■ **Request**:
Present all of the rows below as a Markdown table with the columns "Row No." and "Content", one row per line, skipping blank lines and leaving out the pictures.

■ **Data for this task**:
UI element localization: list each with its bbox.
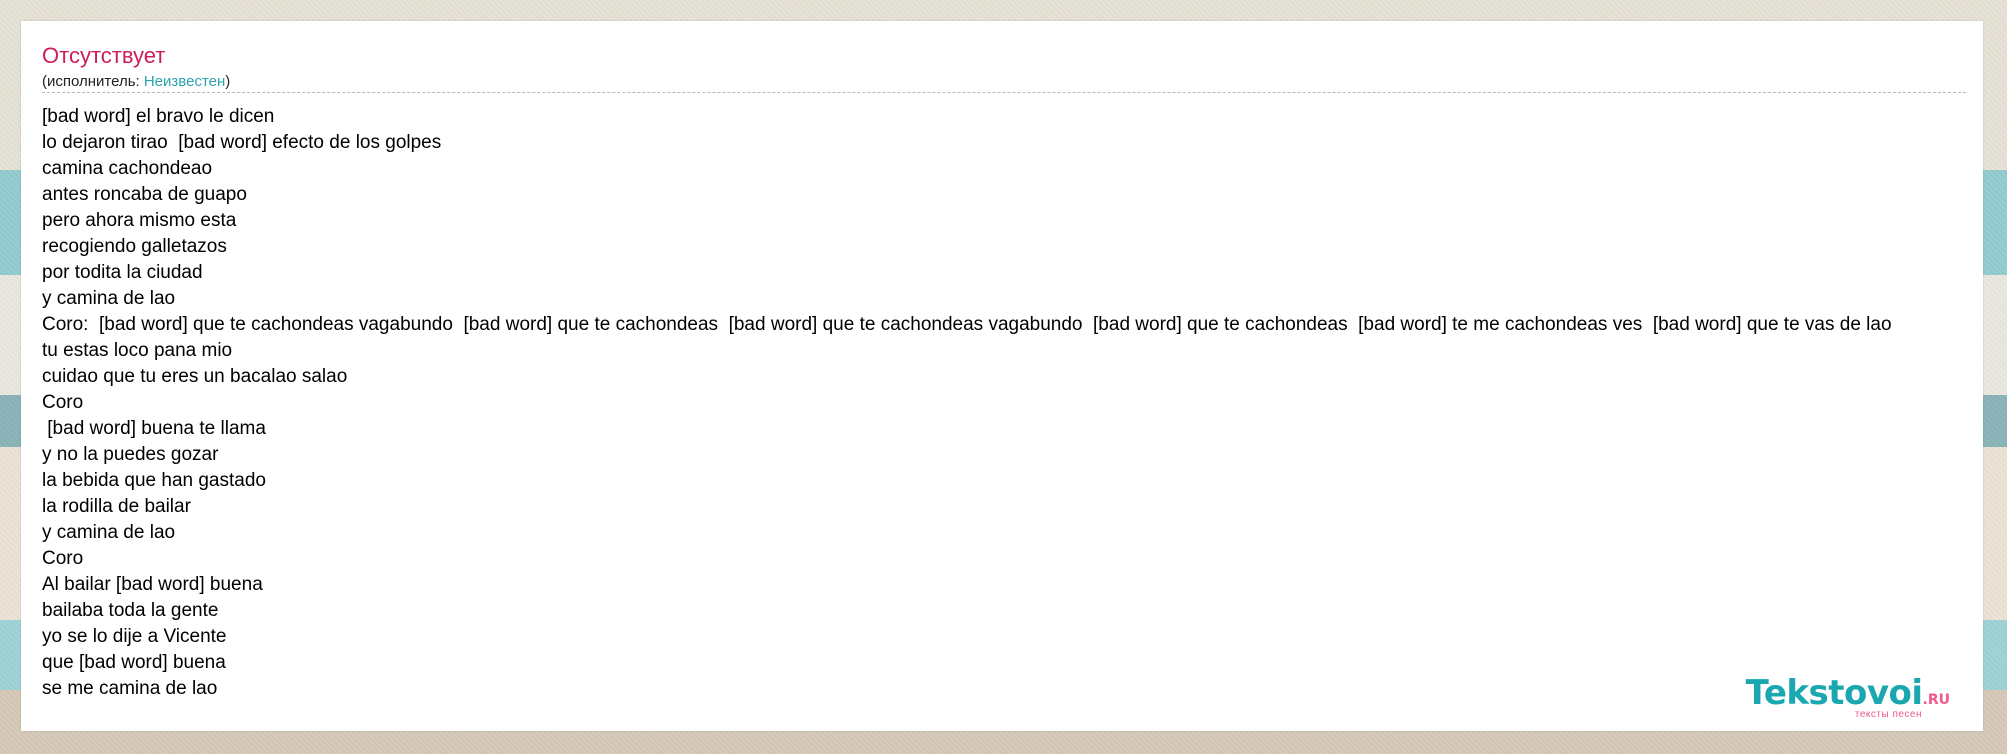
lyric-line: pero ahora mismo esta: [42, 210, 237, 231]
lyric-line: que [bad word] buena: [42, 652, 226, 673]
lyric-line: Coro: [42, 548, 84, 569]
lyric-line: y no la puedes gozar: [42, 444, 219, 465]
artist-suffix: ): [225, 73, 231, 90]
lyric-line: bailaba toda la gente: [42, 600, 219, 621]
artist-link[interactable]: Неизвестен: [144, 73, 225, 90]
logo-wordmark: Tekstovoi: [1745, 673, 1923, 713]
site-logo[interactable]: Tekstovoi.RU тексты песен: [1745, 673, 1950, 720]
lyric-line: yo se lo dije a Vicente: [42, 626, 227, 647]
lyric-line: por todita la ciudad: [42, 262, 203, 283]
lyric-line: la rodilla de bailar: [42, 496, 191, 517]
lyric-line: tu estas loco pana mio: [42, 340, 233, 361]
lyric-line: camina cachondeao: [42, 158, 213, 179]
logo-domain: .RU: [1922, 692, 1950, 708]
song-title: Отсутствует: [42, 43, 166, 68]
lyrics-card: Отсутствует (исполнитель: Неизвестен) [b…: [21, 21, 1983, 731]
lyric-line: cuidao que tu eres un bacalao salao: [42, 366, 348, 387]
lyric-line: recogiendo galletazos: [42, 236, 227, 257]
lyrics-text: [bad word] el bravo le dicen lo dejaron t…: [42, 104, 1892, 702]
lyric-line: y camina de lao: [42, 522, 176, 543]
lyric-line: Al bailar [bad word] buena: [42, 574, 263, 595]
lyric-line: se me camina de lao: [42, 678, 218, 699]
artist-prefix: (исполнитель:: [42, 73, 144, 90]
lyric-line: antes roncaba de guapo: [42, 184, 247, 205]
lyric-line: [bad word] el bravo le dicen: [42, 106, 275, 127]
artist-line: (исполнитель: Неизвестен): [42, 73, 230, 90]
logo-tagline: тексты песен: [1854, 709, 1922, 720]
lyric-line: la bebida que han gastado: [42, 470, 266, 491]
lyric-line: Coro: [bad word] que te cachondeas vagab…: [42, 314, 1892, 335]
lyric-line: Coro: [42, 392, 84, 413]
lyric-line: y camina de lao: [42, 288, 176, 309]
lyric-line: [bad word] buena te llama: [42, 418, 266, 439]
title-divider: [42, 92, 1966, 93]
lyric-line: lo dejaron tirao [bad word] efecto de lo…: [42, 132, 442, 153]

■ **Response to this task**:
| Row No. | Content |
|---|---|
| 1 | UI element localization: list each with its bbox. |
| 2 | lyric-line: pero ahora mismo esta: [42, 210, 237, 231] |
| 3 | lyric-line: que [bad word] buena: [42, 652, 226, 673] |
| 4 | lyric-line: Coro: [42, 548, 84, 569] |
| 5 | lyric-line: y no la puedes gozar: [42, 444, 219, 465] |
| 6 | artist-suffix: ): [225, 73, 231, 90] |
| 7 | lyric-line: bailaba toda la gente: [42, 600, 219, 621] |
| 8 | artist-link[interactable]: Неизвестен: [144, 73, 225, 90] |
| 9 | logo-wordmark: Tekstovoi: [1745, 673, 1923, 713] |
| 10 | site-logo[interactable]: Tekstovoi.RU тексты песен: [1745, 673, 1950, 720] |
| 11 | lyric-line: yo se lo dije a Vicente: [42, 626, 227, 647] |
| 12 | lyric-line: por todita la ciudad: [42, 262, 203, 283] |
| 13 | lyric-line: la rodilla de bailar: [42, 496, 191, 517] |
| 14 | lyric-line: tu estas loco pana mio: [42, 340, 233, 361] |
| 15 | lyric-line: camina cachondeao: [42, 158, 213, 179] |
| 16 | logo-domain: .RU: [1922, 692, 1950, 708] |
| 17 | song-title: Отсутствует: [42, 43, 166, 68] |
| 18 | lyrics-card: Отсутствует (исполнитель: Неизвестен) [b…: [21, 21, 1983, 731] |
| 19 | lyric-line: cuidao que tu eres un bacalao salao: [42, 366, 348, 387] |
| 20 | lyric-line: recogiendo galletazos: [42, 236, 227, 257] |
| 21 | lyrics-text: [bad word] el bravo le dicen lo dejaron t…: [42, 104, 1892, 702] |
| 22 | lyric-line: y camina de lao: [42, 522, 176, 543] |
| 23 | lyric-line: Al bailar [bad word] buena: [42, 574, 263, 595] |
| 24 | lyric-line: se me camina de lao: [42, 678, 218, 699] |
| 25 | artist-prefix: (исполнитель:: [42, 73, 144, 90] |
| 26 | lyric-line: antes roncaba de guapo: [42, 184, 247, 205] |
| 27 | lyric-line: [bad word] el bravo le dicen: [42, 106, 275, 127] |
| 28 | artist-line: (исполнитель: Неизвестен): [42, 73, 230, 90] |
| 29 | logo-tagline: тексты песен: [1854, 709, 1922, 720] |
| 30 | lyric-line: la bebida que han gastado: [42, 470, 266, 491] |
| 31 | lyric-line: Coro: [bad word] que te cachondeas vagab…: [42, 314, 1892, 335] |
| 32 | lyric-line: Coro: [42, 392, 84, 413] |
| 33 | lyric-line: y camina de lao: [42, 288, 176, 309] |
| 34 | lyric-line: [bad word] buena te llama: [42, 418, 266, 439] |
| 35 | title-divider: [42, 92, 1966, 93] |
| 36 | lyric-line: lo dejaron tirao [bad word] efecto de lo…: [42, 132, 442, 153] |